Written request: Exactly as given, repeat all of the entries.

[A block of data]
══════
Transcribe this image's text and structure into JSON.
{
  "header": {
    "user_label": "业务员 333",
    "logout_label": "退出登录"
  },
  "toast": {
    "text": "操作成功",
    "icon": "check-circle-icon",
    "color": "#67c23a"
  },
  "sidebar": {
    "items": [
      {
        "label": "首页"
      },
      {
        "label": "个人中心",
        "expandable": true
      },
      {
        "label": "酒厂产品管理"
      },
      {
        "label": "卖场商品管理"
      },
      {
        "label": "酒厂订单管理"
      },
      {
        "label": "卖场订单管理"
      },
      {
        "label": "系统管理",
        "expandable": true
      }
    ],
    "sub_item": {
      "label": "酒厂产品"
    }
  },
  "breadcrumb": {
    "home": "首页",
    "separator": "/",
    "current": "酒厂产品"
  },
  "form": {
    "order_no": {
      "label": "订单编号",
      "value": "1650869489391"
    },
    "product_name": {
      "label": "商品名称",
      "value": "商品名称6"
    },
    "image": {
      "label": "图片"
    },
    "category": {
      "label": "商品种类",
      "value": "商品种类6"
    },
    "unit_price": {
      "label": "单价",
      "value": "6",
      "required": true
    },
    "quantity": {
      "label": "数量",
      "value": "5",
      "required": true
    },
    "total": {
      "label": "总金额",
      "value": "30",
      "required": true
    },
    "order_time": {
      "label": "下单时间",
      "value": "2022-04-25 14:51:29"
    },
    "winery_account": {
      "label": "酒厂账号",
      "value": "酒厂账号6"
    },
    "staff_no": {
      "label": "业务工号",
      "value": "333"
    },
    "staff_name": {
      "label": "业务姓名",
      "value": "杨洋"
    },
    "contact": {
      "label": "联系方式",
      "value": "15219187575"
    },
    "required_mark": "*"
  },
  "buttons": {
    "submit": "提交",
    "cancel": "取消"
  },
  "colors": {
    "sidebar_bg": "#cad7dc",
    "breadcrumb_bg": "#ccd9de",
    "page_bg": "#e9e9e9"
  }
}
══════
Task solution:
Transcribe this image's text and structure into JSON.
{
  "header": {
    "user_label": "业务员 333",
    "logout_label": "退出登录"
  },
  "toast": {
    "text": "操作成功",
    "icon": "check-circle-icon",
    "color": "#67c23a"
  },
  "sidebar": {
    "items": [
      {
        "label": "首页"
      },
      {
        "label": "个人中心",
        "expandable": true
      },
      {
        "label": "酒厂产品管理"
      },
      {
        "label": "卖场商品管理"
      },
      {
        "label": "酒厂订单管理"
      },
      {
        "label": "卖场订单管理"
      },
      {
        "label": "系统管理",
        "expandable": true
      }
    ],
    "sub_item": {
      "label": "酒厂产品"
    }
  },
  "breadcrumb": {
    "home": "首页",
    "separator": "/",
    "current": "酒厂产品"
  },
  "form": {
    "order_no": {
      "label": "订单编号",
      "value": "1650869489391"
    },
    "product_name": {
      "label": "商品名称",
      "value": "商品名称6"
    },
    "image": {
      "label": "图片"
    },
    "category": {
      "label": "商品种类",
      "value": "商品种类6"
    },
    "unit_price": {
      "label": "单价",
      "value": "6",
      "required": true
    },
    "quantity": {
      "label": "数量",
      "value": "5",
      "required": true
    },
    "total": {
      "label": "总金额",
      "value": "30",
      "required": true
    },
    "order_time": {
      "label": "下单时间",
      "value": "2022-04-25 14:51:29"
    },
    "winery_account": {
      "label": "酒厂账号",
      "value": "酒厂账号6"
    },
    "staff_no": {
      "label": "业务工号",
      "value": "333"
    },
    "staff_name": {
      "label": "业务姓名",
      "value": "杨洋"
    },
    "contact": {
      "label": "联系方式",
      "value": "15219187575"
    },
    "required_mark": "*"
  },
  "buttons": {
    "submit": "提交",
    "cancel": "取消"
  },
  "colors": {
    "sidebar_bg": "#cad7dc",
    "breadcrumb_bg": "#ccd9de",
    "page_bg": "#e9e9e9"
  }
}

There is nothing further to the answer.